▶ _EXERCISE_: Single out each line with the word "JSON" and copy it.

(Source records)
*****
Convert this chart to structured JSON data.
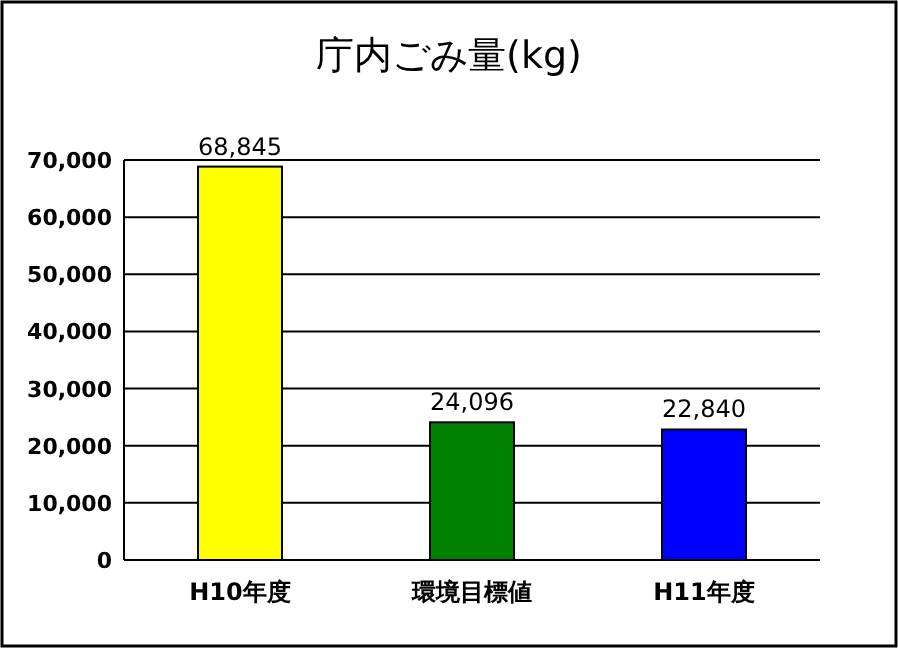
{
  "chart_data": {
    "type": "bar",
    "title": "庁内ごみ量(kg)",
    "categories": [
      "H10年度",
      "環境目標値",
      "H11年度"
    ],
    "values": [
      68845,
      24096,
      22840
    ],
    "colors": [
      "#ffff00",
      "#008000",
      "#0000ff"
    ],
    "value_labels": [
      "68,845",
      "24,096",
      "22,840"
    ],
    "ylim": [
      0,
      70000
    ],
    "yticks": [
      {
        "value": 0,
        "label": "0"
      },
      {
        "value": 10000,
        "label": "10,000"
      },
      {
        "value": 20000,
        "label": "20,000"
      },
      {
        "value": 30000,
        "label": "30,000"
      },
      {
        "value": 40000,
        "label": "40,000"
      },
      {
        "value": 50000,
        "label": "50,000"
      },
      {
        "value": 60000,
        "label": "60,000"
      },
      {
        "value": 70000,
        "label": "70,000"
      }
    ],
    "grid": "y"
  }
}
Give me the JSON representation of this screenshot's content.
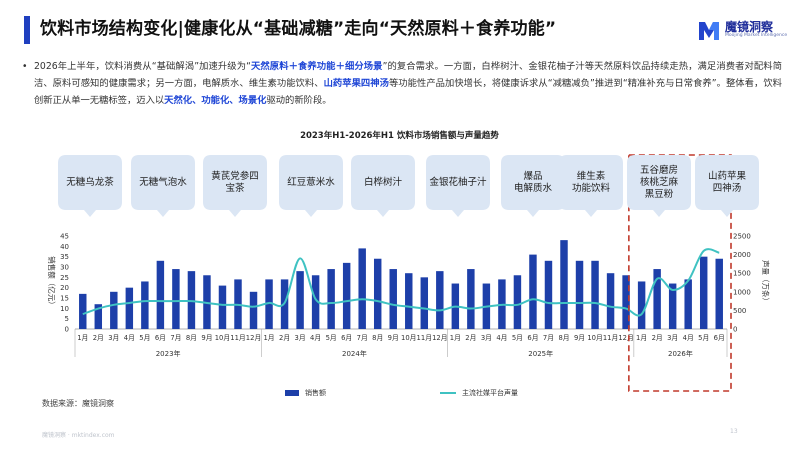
*****
▶ _REPLY_:
Convert this chart to structured JSON data.
Give me the JSON representation of this screenshot's content.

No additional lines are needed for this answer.